> _Work instructions_
Hunt for the word "letter" across the entries below, copying each line that holds it.

> _Dataset items_
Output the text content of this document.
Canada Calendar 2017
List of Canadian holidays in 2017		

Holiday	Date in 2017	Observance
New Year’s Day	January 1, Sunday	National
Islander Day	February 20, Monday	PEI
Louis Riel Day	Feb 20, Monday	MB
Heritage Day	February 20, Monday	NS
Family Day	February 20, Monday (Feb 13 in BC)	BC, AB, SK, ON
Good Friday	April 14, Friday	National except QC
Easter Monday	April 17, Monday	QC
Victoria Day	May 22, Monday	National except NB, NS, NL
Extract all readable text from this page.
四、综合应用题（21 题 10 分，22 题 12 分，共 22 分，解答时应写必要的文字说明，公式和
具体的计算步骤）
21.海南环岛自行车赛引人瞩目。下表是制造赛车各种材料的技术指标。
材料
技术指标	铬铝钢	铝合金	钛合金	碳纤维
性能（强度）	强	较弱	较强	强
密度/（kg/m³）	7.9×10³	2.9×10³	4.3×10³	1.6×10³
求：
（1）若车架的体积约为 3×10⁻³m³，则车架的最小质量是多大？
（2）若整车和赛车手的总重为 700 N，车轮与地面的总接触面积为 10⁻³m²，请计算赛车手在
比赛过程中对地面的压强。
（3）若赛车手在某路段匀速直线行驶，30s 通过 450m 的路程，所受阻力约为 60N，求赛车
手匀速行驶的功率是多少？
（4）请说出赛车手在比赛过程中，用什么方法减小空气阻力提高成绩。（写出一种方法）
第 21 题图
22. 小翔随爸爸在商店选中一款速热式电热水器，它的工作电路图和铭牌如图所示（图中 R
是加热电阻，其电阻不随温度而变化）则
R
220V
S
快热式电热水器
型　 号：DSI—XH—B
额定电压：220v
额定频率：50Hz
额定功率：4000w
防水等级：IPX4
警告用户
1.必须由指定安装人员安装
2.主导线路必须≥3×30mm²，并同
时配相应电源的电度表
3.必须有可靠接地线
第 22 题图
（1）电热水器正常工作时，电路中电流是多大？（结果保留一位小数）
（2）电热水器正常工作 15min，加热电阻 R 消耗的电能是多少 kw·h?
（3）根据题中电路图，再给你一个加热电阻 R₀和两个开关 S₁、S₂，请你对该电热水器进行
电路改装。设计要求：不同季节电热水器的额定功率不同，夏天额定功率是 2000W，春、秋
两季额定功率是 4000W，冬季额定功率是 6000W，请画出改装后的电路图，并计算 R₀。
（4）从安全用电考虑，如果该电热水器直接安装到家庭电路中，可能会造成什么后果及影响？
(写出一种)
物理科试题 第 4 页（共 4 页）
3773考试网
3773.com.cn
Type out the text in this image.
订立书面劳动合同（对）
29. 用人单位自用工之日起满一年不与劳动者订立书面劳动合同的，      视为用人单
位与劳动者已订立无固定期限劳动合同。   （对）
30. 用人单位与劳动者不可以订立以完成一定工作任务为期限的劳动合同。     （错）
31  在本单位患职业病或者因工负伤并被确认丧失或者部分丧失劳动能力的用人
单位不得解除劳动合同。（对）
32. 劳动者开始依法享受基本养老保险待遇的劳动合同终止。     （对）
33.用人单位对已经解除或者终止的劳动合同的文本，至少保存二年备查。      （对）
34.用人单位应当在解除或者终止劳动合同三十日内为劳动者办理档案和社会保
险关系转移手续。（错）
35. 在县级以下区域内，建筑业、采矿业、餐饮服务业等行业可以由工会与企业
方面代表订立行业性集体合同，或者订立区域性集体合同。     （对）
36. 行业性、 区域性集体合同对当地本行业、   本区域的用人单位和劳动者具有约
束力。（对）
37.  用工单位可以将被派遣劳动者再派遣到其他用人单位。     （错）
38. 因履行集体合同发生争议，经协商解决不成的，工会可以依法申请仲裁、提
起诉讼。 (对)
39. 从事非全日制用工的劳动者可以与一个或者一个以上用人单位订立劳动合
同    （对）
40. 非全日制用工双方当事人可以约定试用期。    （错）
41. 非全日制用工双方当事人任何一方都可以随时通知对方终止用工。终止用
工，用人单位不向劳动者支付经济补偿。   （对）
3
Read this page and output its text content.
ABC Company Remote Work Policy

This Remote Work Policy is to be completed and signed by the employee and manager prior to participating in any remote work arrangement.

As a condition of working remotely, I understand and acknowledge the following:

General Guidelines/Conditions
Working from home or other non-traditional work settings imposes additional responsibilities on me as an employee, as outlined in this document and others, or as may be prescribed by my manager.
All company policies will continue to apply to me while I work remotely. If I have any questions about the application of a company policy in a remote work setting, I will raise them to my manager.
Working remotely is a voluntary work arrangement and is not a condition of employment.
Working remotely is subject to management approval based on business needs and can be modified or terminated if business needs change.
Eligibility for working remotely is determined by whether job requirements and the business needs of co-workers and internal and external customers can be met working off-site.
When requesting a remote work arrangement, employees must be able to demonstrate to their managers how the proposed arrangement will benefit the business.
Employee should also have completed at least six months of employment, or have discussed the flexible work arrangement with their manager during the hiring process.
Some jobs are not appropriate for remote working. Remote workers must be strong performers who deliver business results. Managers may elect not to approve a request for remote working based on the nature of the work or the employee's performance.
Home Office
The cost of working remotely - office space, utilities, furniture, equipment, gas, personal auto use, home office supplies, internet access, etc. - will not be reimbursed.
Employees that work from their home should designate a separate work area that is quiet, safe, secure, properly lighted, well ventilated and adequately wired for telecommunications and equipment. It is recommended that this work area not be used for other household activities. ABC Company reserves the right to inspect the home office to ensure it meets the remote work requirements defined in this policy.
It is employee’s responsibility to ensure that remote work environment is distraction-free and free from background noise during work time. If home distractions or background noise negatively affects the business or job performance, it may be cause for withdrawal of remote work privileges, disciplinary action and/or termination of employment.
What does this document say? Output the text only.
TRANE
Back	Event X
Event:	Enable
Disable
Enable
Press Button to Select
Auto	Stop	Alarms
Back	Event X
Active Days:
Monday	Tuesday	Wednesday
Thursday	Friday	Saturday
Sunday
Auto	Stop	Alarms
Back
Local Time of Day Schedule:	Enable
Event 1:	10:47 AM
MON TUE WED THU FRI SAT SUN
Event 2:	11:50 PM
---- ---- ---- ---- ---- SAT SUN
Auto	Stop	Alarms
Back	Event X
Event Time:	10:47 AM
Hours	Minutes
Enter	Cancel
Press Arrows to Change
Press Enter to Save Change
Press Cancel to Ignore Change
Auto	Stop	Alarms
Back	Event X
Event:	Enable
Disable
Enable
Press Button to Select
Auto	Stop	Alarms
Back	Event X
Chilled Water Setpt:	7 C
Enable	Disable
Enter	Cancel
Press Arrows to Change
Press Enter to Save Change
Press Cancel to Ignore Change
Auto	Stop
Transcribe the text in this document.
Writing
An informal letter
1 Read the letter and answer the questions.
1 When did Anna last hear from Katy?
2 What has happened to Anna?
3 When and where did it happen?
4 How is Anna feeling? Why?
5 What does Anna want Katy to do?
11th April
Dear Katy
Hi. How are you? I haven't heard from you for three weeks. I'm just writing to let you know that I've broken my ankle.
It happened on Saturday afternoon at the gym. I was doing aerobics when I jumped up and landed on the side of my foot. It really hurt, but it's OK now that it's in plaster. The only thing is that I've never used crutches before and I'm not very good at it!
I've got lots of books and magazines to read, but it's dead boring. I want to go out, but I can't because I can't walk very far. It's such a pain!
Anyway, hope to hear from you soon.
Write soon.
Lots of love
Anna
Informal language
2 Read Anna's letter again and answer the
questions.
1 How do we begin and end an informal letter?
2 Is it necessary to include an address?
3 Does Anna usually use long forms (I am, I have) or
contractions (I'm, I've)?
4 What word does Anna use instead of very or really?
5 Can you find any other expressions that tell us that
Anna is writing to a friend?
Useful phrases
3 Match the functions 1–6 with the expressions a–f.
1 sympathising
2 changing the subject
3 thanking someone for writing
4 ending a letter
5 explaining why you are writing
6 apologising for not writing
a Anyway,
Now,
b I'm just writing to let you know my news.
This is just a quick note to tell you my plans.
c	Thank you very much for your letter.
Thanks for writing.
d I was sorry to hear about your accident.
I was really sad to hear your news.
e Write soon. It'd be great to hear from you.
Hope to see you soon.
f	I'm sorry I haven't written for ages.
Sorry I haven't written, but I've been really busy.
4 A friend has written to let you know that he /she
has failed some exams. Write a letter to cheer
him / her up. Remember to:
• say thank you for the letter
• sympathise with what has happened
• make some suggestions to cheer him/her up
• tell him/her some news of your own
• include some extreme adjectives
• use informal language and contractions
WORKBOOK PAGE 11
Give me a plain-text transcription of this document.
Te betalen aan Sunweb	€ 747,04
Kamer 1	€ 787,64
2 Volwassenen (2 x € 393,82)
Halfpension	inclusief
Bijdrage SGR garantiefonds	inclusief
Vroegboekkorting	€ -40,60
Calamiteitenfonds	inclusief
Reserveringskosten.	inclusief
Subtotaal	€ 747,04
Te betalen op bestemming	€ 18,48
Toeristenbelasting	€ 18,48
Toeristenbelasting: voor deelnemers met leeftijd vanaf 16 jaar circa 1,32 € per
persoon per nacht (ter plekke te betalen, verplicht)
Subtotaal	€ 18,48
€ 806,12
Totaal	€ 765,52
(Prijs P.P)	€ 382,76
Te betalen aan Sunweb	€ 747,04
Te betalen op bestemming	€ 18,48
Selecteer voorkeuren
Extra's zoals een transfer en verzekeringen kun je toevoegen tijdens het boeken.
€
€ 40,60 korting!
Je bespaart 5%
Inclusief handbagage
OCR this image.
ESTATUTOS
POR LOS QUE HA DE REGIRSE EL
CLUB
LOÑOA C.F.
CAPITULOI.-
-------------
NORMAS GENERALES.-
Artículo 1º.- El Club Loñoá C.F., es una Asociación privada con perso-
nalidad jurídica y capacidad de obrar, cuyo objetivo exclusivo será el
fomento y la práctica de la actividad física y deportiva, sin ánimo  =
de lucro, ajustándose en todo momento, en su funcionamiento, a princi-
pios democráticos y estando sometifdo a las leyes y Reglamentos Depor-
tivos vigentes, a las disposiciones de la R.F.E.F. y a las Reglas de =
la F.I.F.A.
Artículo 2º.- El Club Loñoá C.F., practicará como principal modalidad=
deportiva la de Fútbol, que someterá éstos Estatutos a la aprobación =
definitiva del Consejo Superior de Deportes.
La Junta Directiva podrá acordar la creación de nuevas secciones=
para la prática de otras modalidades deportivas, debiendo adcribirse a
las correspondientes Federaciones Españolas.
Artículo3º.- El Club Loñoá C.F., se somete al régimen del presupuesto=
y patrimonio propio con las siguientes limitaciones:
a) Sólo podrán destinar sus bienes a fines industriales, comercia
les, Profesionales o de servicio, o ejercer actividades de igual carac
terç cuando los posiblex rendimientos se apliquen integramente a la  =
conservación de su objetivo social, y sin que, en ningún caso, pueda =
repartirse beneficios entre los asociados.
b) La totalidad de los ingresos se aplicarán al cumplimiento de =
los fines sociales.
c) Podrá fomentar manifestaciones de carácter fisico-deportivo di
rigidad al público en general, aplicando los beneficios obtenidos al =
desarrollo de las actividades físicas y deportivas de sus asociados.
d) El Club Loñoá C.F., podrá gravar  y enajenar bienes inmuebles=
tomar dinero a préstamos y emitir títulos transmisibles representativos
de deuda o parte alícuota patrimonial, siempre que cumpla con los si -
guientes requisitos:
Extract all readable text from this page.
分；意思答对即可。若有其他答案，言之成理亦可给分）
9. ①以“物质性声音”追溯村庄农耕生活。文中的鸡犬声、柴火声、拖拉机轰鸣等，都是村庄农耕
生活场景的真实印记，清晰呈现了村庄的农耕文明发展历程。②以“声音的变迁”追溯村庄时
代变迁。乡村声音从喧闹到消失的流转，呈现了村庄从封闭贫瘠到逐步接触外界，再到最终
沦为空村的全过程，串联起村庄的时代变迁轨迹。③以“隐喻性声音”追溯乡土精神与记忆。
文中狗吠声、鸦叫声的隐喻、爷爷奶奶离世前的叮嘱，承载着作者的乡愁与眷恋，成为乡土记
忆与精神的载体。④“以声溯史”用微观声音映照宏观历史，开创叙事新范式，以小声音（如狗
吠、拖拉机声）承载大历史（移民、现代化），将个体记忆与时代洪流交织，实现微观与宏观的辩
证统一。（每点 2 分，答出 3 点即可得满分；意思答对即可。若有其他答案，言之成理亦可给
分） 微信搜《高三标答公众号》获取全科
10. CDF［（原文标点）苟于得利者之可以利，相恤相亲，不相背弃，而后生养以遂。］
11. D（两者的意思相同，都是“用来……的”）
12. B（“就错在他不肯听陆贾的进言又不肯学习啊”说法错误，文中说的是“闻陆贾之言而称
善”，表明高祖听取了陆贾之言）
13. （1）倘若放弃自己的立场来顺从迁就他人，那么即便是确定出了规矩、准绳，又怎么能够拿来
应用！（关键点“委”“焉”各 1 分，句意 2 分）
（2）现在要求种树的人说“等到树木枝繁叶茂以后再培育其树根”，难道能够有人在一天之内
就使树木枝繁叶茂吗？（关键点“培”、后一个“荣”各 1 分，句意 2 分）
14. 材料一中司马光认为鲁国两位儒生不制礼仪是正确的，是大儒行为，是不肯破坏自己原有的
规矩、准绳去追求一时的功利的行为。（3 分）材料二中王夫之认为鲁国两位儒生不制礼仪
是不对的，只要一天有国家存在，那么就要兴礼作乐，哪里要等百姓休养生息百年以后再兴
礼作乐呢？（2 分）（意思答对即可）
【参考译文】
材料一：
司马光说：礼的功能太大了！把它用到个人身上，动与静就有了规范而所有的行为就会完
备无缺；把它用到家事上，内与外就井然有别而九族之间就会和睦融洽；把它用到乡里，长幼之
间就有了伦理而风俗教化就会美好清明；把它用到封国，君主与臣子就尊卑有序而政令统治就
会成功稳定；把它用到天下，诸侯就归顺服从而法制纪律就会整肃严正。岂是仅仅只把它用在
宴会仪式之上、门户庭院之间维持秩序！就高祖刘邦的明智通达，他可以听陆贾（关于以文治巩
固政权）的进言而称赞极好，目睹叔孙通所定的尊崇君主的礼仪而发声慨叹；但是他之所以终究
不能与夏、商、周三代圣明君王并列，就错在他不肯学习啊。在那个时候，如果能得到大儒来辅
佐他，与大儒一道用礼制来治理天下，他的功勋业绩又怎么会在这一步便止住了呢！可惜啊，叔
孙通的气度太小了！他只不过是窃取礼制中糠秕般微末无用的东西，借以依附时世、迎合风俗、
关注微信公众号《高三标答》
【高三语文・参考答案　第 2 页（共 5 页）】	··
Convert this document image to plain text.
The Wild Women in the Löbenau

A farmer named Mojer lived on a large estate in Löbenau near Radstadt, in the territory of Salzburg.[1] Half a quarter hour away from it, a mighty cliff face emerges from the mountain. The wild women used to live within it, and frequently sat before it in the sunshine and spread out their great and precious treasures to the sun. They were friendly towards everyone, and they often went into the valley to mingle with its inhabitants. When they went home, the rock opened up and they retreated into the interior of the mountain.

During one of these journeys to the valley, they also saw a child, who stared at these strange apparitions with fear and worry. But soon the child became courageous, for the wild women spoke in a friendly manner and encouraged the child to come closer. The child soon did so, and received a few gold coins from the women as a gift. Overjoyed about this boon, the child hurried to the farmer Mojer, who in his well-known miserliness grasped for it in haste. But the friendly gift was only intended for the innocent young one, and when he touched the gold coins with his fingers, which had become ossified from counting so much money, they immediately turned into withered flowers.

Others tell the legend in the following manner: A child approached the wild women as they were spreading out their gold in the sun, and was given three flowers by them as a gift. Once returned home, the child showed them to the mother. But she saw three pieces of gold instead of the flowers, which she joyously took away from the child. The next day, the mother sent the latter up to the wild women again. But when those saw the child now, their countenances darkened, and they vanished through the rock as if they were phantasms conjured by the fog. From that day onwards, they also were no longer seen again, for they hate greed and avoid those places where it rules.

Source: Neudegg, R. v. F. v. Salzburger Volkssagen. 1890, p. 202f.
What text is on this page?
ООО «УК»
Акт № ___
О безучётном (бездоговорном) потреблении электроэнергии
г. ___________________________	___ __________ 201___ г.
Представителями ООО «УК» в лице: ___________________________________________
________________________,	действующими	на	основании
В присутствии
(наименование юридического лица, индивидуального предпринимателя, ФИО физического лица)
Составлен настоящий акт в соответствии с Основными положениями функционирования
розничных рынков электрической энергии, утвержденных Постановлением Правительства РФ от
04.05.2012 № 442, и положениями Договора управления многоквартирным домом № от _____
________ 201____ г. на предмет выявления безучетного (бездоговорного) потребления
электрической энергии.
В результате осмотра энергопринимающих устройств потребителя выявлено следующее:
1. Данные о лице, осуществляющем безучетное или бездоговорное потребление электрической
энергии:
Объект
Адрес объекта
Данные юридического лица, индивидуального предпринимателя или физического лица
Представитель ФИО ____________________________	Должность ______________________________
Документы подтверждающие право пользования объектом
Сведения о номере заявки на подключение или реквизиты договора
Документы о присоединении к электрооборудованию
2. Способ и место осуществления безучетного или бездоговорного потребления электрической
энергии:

> _Solution to this task_
An informal letter
1 Read the letter and answer the questions.
2 Read Anna's letter again and answer the
1 How do we begin and end an informal letter?
4 ending a letter
c	Thank you very much for your letter.
has failed some exams. Write a letter to cheer
• say thank you for the letter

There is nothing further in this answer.